[Directive]:
Collect all lines below with the string "μήτε".

[Given data]:
★ ★ ★
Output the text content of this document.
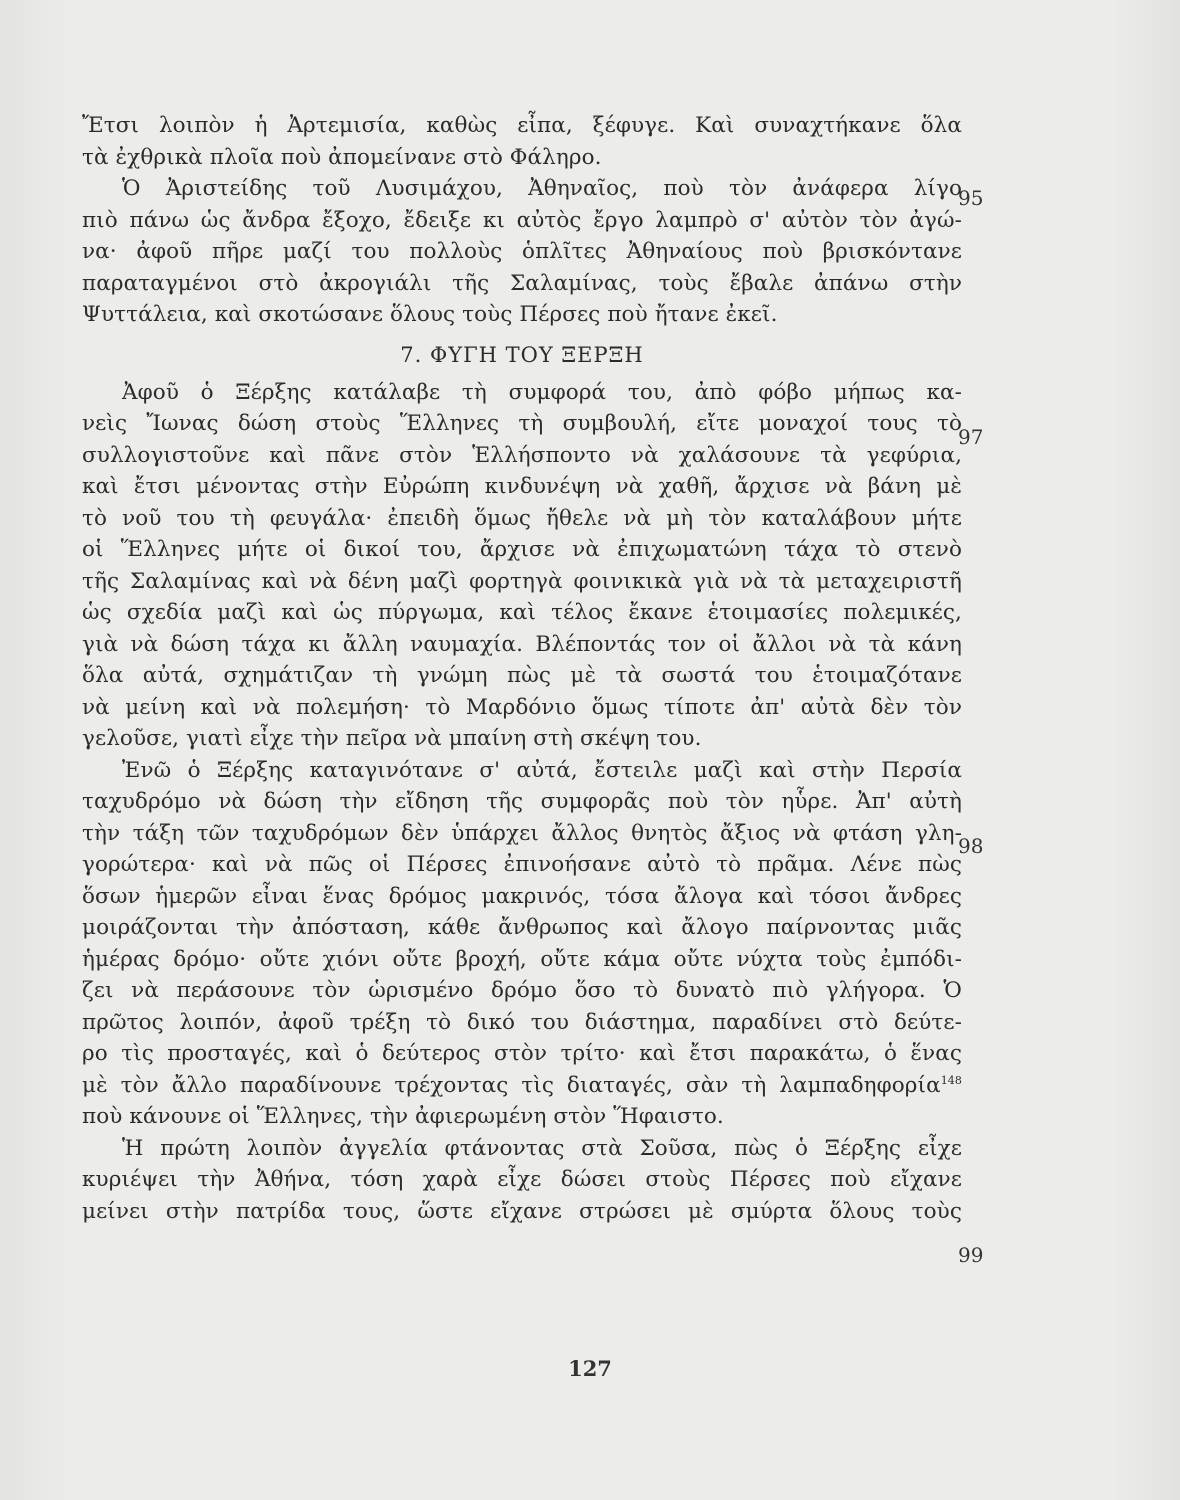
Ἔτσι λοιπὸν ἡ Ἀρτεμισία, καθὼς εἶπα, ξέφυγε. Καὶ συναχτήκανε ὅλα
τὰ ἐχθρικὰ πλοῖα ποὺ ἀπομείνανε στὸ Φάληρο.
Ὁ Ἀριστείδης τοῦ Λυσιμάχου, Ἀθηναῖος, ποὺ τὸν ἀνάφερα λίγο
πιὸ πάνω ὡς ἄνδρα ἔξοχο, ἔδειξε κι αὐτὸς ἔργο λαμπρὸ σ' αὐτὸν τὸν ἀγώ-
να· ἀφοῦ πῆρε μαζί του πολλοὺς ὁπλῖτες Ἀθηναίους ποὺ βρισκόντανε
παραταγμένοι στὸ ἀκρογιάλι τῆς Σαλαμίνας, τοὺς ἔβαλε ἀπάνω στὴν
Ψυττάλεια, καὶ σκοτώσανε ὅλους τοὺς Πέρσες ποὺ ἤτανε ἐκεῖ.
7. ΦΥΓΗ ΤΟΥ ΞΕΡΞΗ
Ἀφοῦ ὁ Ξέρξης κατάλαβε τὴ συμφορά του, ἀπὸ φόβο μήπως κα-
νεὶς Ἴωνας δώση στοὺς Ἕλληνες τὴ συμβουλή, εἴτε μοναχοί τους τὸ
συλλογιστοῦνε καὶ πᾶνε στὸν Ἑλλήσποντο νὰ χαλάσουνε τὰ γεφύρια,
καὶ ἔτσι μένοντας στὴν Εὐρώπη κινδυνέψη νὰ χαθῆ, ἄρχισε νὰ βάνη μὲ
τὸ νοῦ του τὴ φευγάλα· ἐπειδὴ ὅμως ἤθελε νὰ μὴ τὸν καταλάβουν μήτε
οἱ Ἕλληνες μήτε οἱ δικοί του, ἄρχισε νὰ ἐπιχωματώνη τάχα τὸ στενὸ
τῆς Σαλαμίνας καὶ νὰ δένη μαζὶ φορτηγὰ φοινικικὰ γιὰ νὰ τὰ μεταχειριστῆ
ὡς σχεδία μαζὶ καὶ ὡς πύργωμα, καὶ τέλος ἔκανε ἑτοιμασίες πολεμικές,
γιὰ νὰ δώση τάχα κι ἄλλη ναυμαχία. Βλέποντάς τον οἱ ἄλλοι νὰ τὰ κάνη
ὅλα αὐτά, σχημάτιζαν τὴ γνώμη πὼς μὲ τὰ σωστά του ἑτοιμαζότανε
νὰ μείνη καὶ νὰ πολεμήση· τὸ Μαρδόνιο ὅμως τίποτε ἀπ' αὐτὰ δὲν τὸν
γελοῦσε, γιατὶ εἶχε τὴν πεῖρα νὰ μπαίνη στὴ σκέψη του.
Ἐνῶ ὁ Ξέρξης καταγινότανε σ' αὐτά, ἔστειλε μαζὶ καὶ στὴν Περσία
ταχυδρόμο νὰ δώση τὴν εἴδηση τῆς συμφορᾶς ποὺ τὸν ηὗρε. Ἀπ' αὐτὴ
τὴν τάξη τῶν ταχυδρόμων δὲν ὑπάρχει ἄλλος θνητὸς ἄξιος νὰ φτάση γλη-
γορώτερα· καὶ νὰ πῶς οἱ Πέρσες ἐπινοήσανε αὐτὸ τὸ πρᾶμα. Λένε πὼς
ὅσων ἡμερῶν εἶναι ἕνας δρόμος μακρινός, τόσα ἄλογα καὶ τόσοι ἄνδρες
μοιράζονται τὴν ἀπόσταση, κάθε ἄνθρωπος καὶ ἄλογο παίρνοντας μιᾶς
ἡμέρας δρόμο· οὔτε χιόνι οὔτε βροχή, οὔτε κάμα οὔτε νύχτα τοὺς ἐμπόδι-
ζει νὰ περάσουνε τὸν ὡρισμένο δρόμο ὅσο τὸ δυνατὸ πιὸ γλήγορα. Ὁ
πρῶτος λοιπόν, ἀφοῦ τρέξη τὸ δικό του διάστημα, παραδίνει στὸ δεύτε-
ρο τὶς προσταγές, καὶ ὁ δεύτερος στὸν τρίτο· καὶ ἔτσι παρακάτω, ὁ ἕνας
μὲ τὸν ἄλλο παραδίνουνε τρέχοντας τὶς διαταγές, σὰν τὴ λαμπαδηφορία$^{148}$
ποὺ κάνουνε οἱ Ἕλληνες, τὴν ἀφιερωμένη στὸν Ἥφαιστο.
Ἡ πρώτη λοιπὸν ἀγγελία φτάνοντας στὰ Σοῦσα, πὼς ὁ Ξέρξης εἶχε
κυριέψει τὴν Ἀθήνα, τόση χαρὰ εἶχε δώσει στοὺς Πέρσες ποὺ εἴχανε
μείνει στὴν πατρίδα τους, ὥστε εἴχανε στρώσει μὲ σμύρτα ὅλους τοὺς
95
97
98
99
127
★ ★ ★
[Answer in full]:
τὸ νοῦ του τὴ φευγάλα· ἐπειδὴ ὅμως ἤθελε νὰ μὴ τὸν καταλάβουν μήτε
οἱ Ἕλληνες μήτε οἱ δικοί του, ἄρχισε νὰ ἐπιχωματώνη τάχα τὸ στενὸ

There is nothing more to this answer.